Copy out all lines that hold "label".

● **SUPPLIED INFORMATION**:
** BEGIN **

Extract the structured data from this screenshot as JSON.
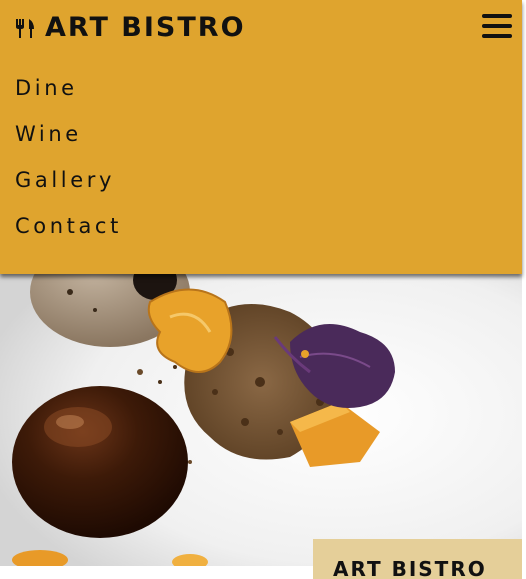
{
  "header": {
    "brand_name": "ART BISTRO",
    "brand_icon": "utensils-icon",
    "menu_icon": "hamburger-icon"
  },
  "nav": {
    "items": [
      {
        "label": "Dine"
      },
      {
        "label": "Wine"
      },
      {
        "label": "Gallery"
      },
      {
        "label": "Contact"
      }
    ]
  },
  "card": {
    "title": "ART BISTRO"
  },
  "colors": {
    "accent": "#dfa42e",
    "text": "#111111",
    "card": "#e5cf99"
  }
}
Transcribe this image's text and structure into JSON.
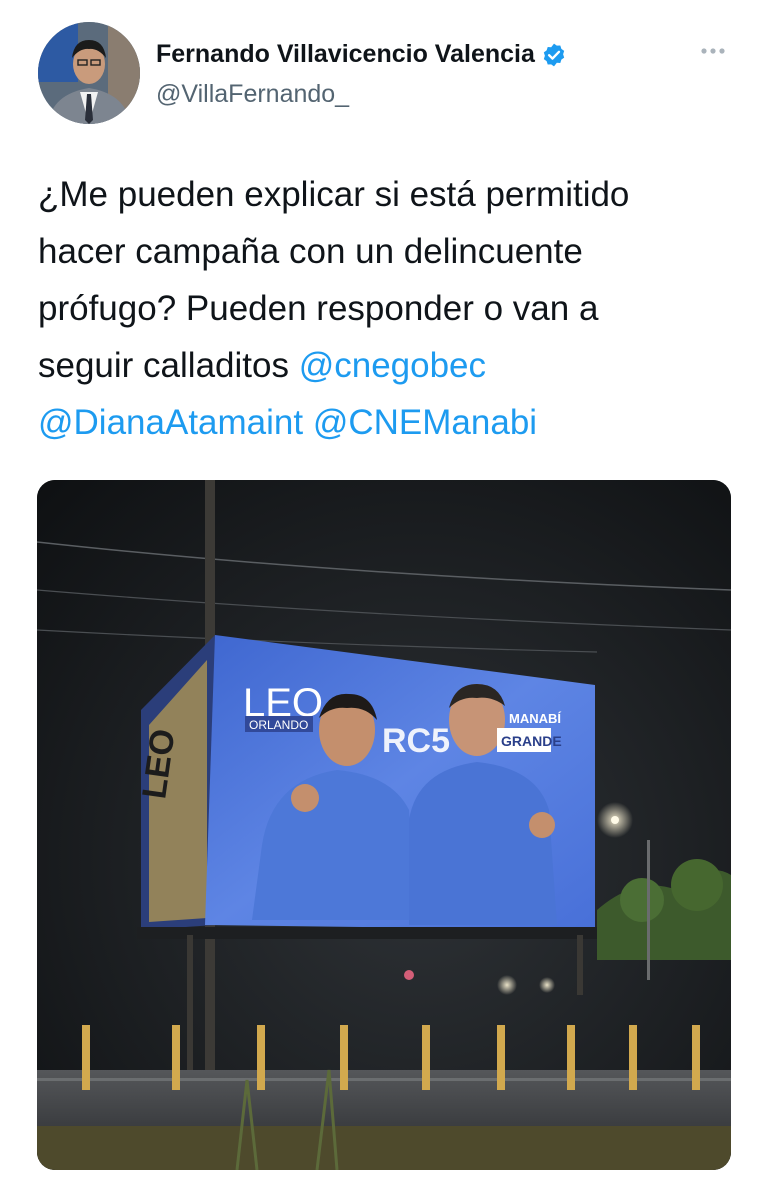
{
  "author": {
    "name": "Fernando Villavicencio Valencia",
    "handle": "@VillaFernando_",
    "verified": true,
    "avatar_icon": "profile-photo"
  },
  "tweet": {
    "line1": "¿Me pueden explicar si está permitido",
    "line2": "hacer campaña con un delincuente",
    "line3": "prófugo? Pueden responder o van a",
    "line4_text": "seguir calladitos ",
    "mention1": "@cnegobec",
    "mention2": "@DianaAtamaint",
    "mention3": "@CNEManabi"
  },
  "media": {
    "billboard": {
      "leo": "LEO",
      "orlando": "ORLANDO",
      "number": "RC5",
      "manabi": "MANABÍ",
      "grande": "GRANDE",
      "side_text": "LEO"
    }
  },
  "colors": {
    "accent": "#1d9bf0",
    "verified": "#1d9bf0",
    "handle": "#536471",
    "billboard_blue": "#4a6fd4"
  }
}
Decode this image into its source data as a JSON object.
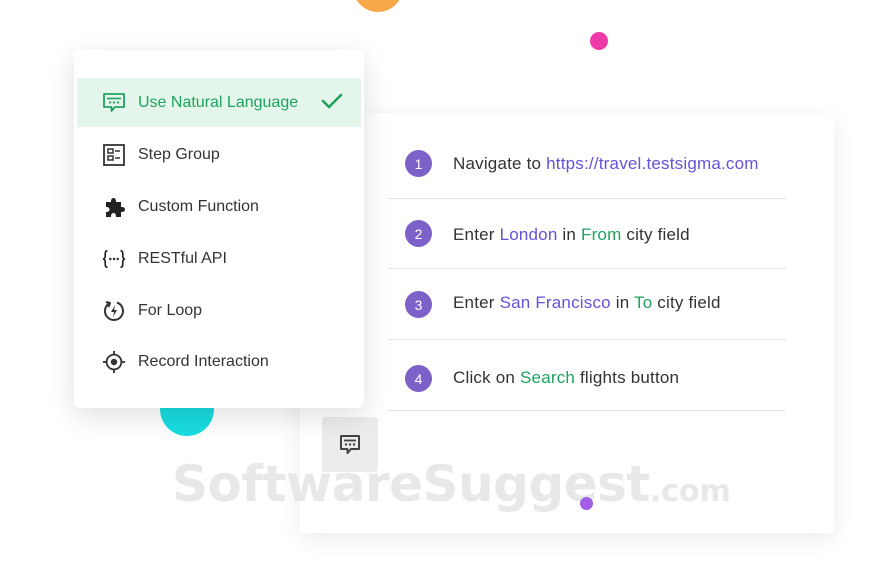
{
  "menu": {
    "items": [
      {
        "label": "Use Natural Language",
        "icon": "natural-language-icon",
        "selected": true
      },
      {
        "label": "Step Group",
        "icon": "step-group-icon",
        "selected": false
      },
      {
        "label": "Custom Function",
        "icon": "puzzle-icon",
        "selected": false
      },
      {
        "label": "RESTful API",
        "icon": "api-braces-icon",
        "selected": false
      },
      {
        "label": "For Loop",
        "icon": "loop-icon",
        "selected": false
      },
      {
        "label": "Record Interaction",
        "icon": "target-icon",
        "selected": false
      }
    ]
  },
  "steps": [
    {
      "number": "1",
      "parts": [
        "Navigate to ",
        "https://travel.testsigma.com"
      ]
    },
    {
      "number": "2",
      "parts": [
        "Enter ",
        "London",
        " in ",
        "From",
        " city field"
      ]
    },
    {
      "number": "3",
      "parts": [
        "Enter ",
        "San Francisco",
        " in ",
        "To",
        " city field"
      ]
    },
    {
      "number": "4",
      "parts": [
        "Click on ",
        "Search",
        " flights button"
      ]
    }
  ],
  "watermark": {
    "main": "SoftwareSuggest",
    "suffix": ".com"
  },
  "colors": {
    "accent_green": "#1fa35e",
    "accent_purple": "#6552d9",
    "step_badge": "#7b61c8",
    "active_bg": "#e4f5ec"
  }
}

** END **

● **TASK SOLUTION**:
        "label": "Dine"
        "label": "Wine"
        "label": "Gallery"
        "label": "Contact"
        "label": "Use Natural Language",
        "label": "Step Group",
        "label": "Custom Function",
        "label": "RESTful API",
        "label": "For Loop",
        "label": "Record Interaction",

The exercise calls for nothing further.